Data records
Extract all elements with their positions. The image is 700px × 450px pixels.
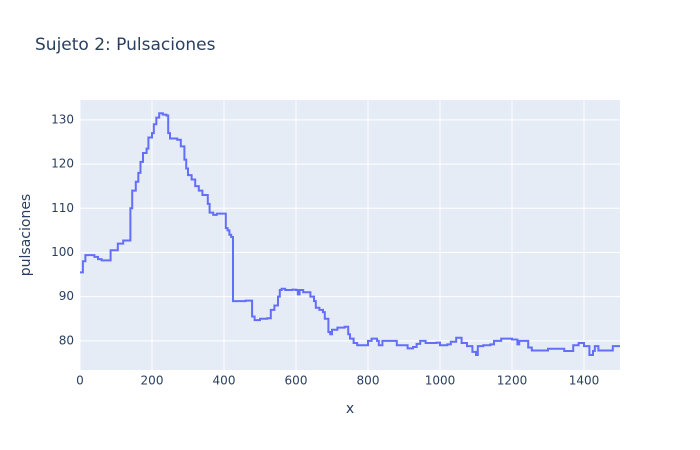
y-tick-label: 130 — [51, 112, 74, 126]
y-tick-label: 90 — [59, 289, 74, 303]
y-tick-label: 110 — [51, 201, 74, 215]
y-tick-label: 80 — [59, 333, 74, 347]
y-axis-label: pulsaciones — [18, 194, 34, 276]
x-tick-label: 600 — [285, 374, 308, 388]
x-tick-label: 200 — [141, 374, 164, 388]
y-tick-label: 100 — [51, 245, 74, 259]
x-axis-label: x — [346, 401, 354, 417]
plot-area — [80, 100, 620, 370]
data-line — [80, 112, 620, 356]
x-tick-label: 1400 — [569, 374, 600, 388]
x-tick-label: 800 — [357, 374, 380, 388]
x-tick-label: 0 — [76, 374, 84, 388]
x-tick-label: 400 — [213, 374, 236, 388]
x-tick-label: 1000 — [425, 374, 456, 388]
y-tick-label: 120 — [51, 157, 74, 171]
chart-title: Sujeto 2: Pulsaciones — [35, 35, 216, 55]
x-tick-label: 1200 — [497, 374, 528, 388]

### What is expected:
Quote the lines above word for word, omitting the picture.

### Exercise solution:
Extract all elements with their positions. The image is 700px × 450px pixels.
y-tick-label: 130 — [51, 112, 74, 126]
y-tick-label: 90 — [59, 289, 74, 303]
y-tick-label: 110 — [51, 201, 74, 215]
y-tick-label: 80 — [59, 333, 74, 347]
y-axis-label: pulsaciones — [18, 194, 34, 276]
x-tick-label: 600 — [285, 374, 308, 388]
x-tick-label: 200 — [141, 374, 164, 388]
y-tick-label: 100 — [51, 245, 74, 259]
x-axis-label: x — [346, 401, 354, 417]
plot-area — [80, 100, 620, 370]
data-line — [80, 112, 620, 356]
x-tick-label: 1400 — [569, 374, 600, 388]
x-tick-label: 800 — [357, 374, 380, 388]
x-tick-label: 0 — [76, 374, 84, 388]
x-tick-label: 400 — [213, 374, 236, 388]
x-tick-label: 1000 — [425, 374, 456, 388]
y-tick-label: 120 — [51, 157, 74, 171]
chart-title: Sujeto 2: Pulsaciones — [35, 35, 216, 55]
x-tick-label: 1200 — [497, 374, 528, 388]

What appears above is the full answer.